▶ Problem description
Assemble all lines in which the string "into" appears.

○ ○ ○ ○ ○

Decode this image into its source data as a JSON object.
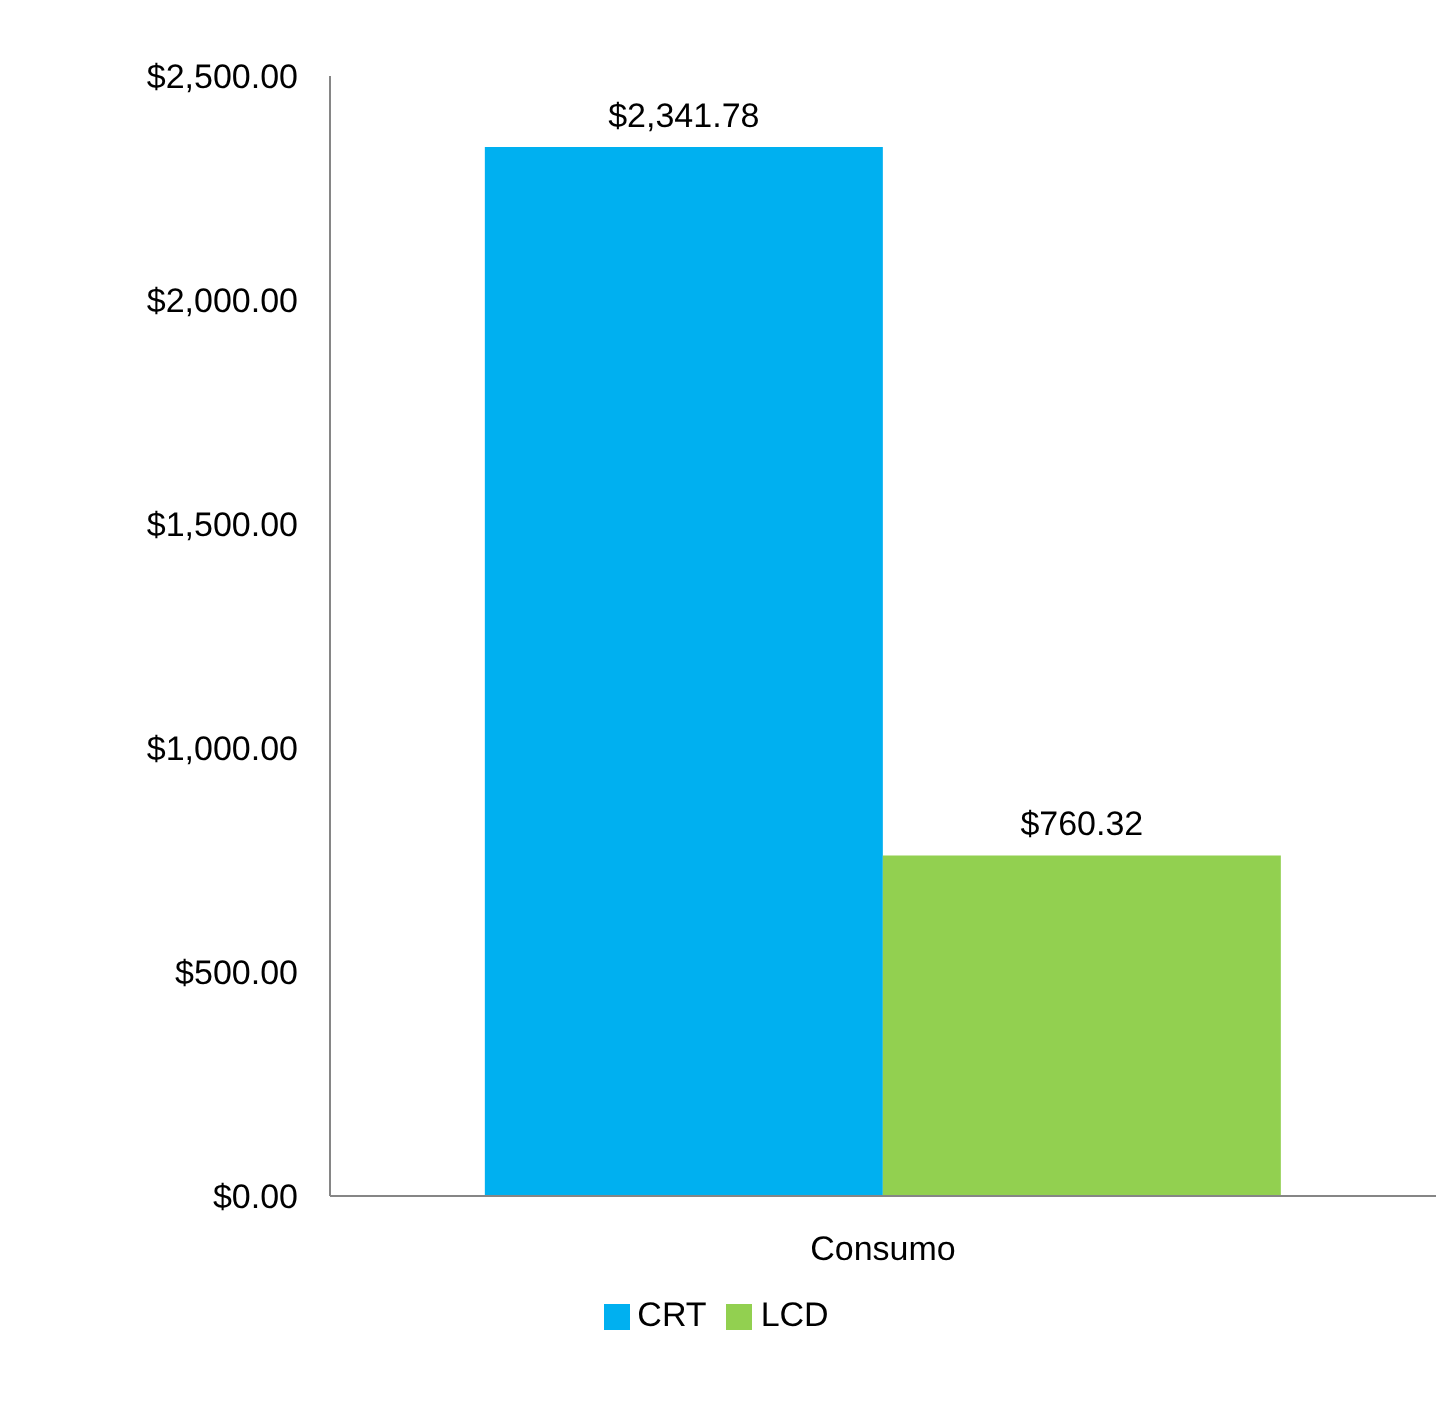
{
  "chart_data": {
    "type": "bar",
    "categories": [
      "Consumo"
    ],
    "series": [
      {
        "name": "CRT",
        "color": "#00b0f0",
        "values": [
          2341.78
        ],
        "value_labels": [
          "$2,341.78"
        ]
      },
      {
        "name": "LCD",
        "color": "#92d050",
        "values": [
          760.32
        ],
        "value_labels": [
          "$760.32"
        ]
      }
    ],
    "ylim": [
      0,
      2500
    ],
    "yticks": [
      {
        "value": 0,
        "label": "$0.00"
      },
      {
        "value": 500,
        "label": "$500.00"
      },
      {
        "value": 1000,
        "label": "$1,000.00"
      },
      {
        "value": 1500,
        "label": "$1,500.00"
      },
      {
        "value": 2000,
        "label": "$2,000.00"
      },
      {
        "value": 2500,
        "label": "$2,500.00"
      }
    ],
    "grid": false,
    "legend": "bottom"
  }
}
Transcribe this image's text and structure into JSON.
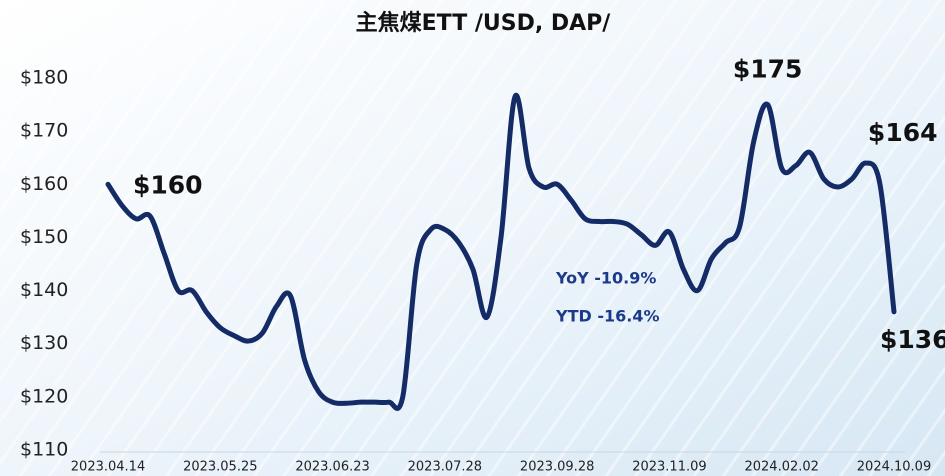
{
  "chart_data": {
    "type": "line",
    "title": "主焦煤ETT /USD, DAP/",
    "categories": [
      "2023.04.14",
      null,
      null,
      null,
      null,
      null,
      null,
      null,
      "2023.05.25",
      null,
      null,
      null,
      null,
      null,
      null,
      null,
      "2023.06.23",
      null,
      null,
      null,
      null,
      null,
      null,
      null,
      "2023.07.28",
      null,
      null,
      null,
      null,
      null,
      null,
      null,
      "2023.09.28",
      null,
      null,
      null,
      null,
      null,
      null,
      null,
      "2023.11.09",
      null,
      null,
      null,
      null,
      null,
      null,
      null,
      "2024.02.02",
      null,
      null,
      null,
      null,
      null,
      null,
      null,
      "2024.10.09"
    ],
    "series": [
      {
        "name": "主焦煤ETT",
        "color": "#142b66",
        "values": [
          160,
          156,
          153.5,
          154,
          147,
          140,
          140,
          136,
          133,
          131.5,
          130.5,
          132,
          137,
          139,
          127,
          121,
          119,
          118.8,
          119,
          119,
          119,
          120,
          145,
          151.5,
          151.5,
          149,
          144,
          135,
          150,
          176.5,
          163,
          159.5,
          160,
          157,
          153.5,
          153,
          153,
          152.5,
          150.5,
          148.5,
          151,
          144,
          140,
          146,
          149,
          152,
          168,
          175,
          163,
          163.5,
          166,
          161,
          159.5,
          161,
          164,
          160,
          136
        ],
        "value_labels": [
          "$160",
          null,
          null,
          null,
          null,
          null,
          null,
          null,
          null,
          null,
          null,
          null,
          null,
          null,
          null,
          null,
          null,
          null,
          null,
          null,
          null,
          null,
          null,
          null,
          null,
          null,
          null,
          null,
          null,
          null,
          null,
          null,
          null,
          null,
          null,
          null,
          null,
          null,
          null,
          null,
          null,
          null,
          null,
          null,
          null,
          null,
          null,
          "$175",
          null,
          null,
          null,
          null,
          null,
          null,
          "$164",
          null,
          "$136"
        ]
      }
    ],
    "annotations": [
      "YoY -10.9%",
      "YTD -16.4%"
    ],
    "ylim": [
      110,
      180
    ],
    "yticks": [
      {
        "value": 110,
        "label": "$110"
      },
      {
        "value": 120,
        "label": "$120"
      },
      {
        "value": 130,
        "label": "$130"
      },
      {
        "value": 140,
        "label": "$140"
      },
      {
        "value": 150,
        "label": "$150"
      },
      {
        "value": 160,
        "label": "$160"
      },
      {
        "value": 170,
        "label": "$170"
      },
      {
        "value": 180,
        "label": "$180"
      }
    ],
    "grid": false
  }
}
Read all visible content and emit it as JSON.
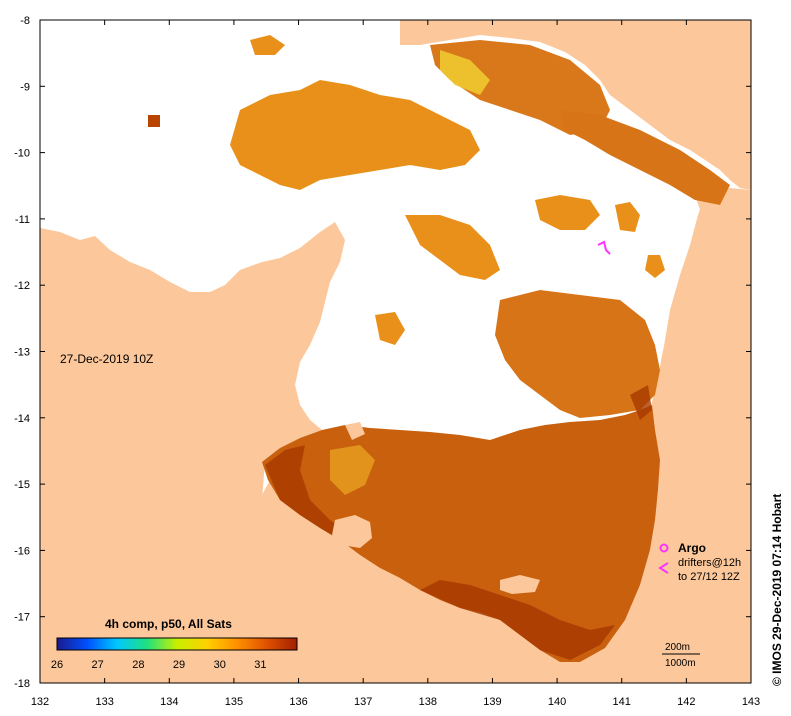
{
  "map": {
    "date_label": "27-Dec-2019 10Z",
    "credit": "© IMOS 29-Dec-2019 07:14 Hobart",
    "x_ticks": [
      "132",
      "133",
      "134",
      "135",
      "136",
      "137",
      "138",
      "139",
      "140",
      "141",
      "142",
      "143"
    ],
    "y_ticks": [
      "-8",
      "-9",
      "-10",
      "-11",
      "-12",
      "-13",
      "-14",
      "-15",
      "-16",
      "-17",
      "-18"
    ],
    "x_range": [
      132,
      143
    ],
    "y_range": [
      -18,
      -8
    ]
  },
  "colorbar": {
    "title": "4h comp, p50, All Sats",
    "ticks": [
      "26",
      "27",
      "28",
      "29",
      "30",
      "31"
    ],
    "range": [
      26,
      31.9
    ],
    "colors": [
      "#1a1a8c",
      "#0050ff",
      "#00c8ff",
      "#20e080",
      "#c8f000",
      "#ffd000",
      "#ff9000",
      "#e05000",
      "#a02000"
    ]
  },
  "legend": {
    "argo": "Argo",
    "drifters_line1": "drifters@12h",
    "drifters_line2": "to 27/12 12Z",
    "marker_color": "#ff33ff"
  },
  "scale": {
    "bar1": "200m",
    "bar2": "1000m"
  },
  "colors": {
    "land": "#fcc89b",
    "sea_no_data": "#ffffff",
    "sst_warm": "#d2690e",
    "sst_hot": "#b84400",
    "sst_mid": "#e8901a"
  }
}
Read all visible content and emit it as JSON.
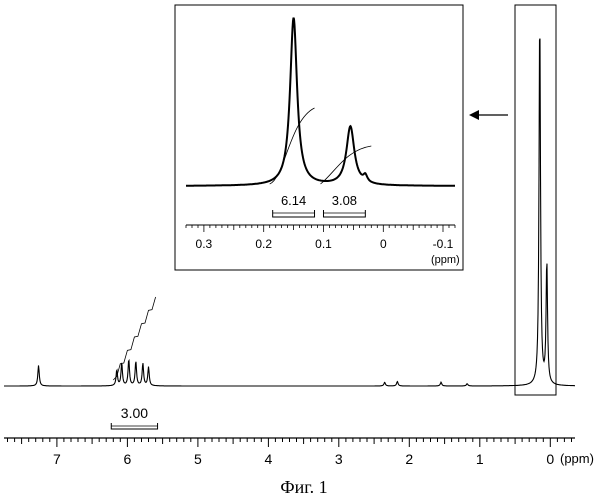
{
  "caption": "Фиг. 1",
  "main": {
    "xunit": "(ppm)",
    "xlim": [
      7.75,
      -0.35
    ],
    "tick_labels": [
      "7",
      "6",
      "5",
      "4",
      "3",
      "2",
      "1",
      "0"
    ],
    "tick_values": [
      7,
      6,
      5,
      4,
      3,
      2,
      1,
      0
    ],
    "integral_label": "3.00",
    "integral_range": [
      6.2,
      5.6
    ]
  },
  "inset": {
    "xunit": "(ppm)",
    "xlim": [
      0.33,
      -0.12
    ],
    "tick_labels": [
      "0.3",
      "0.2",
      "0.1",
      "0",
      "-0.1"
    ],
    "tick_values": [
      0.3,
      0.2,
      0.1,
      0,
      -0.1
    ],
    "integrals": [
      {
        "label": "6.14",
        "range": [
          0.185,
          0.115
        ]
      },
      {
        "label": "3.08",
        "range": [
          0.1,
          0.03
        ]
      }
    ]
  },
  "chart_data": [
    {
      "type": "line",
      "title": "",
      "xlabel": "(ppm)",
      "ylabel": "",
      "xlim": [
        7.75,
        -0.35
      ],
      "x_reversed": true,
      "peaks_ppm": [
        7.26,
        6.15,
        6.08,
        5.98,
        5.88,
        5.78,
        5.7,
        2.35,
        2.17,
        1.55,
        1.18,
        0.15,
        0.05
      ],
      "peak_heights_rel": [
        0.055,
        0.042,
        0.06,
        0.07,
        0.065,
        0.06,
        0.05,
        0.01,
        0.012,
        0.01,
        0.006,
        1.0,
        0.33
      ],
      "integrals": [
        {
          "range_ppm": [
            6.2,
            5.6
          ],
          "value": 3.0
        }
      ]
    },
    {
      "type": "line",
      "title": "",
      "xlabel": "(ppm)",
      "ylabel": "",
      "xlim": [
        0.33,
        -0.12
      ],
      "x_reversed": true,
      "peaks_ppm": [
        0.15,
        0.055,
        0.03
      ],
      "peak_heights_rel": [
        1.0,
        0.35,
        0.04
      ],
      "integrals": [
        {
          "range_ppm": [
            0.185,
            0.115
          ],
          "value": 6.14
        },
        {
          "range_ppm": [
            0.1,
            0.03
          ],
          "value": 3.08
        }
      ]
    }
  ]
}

○ ○ ○ ○ ○

▶ Answer to the problem
Decode this image into its source data as a JSON object.
Transcribe this image's text and structure into JSON.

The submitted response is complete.